Task brief | Reproduce the records exactly.

Stored rows |
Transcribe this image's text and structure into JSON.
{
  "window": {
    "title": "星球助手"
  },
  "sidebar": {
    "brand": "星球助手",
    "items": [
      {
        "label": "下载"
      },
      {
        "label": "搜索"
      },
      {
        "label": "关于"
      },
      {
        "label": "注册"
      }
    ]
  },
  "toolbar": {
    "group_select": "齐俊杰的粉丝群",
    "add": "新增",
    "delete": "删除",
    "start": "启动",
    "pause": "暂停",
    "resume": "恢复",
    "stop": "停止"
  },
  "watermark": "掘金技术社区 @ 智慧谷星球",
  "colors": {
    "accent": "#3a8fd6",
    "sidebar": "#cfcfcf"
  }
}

Full response |
Transcribe this image's text and structure into JSON.
{
  "window": {
    "title": "星球助手"
  },
  "sidebar": {
    "brand": "星球助手",
    "items": [
      {
        "label": "下载"
      },
      {
        "label": "搜索"
      },
      {
        "label": "关于"
      },
      {
        "label": "注册"
      }
    ]
  },
  "toolbar": {
    "group_select": "齐俊杰的粉丝群",
    "add": "新增",
    "delete": "删除",
    "start": "启动",
    "pause": "暂停",
    "resume": "恢复",
    "stop": "停止"
  },
  "watermark": "掘金技术社区 @ 智慧谷星球",
  "colors": {
    "accent": "#3a8fd6",
    "sidebar": "#cfcfcf"
  }
}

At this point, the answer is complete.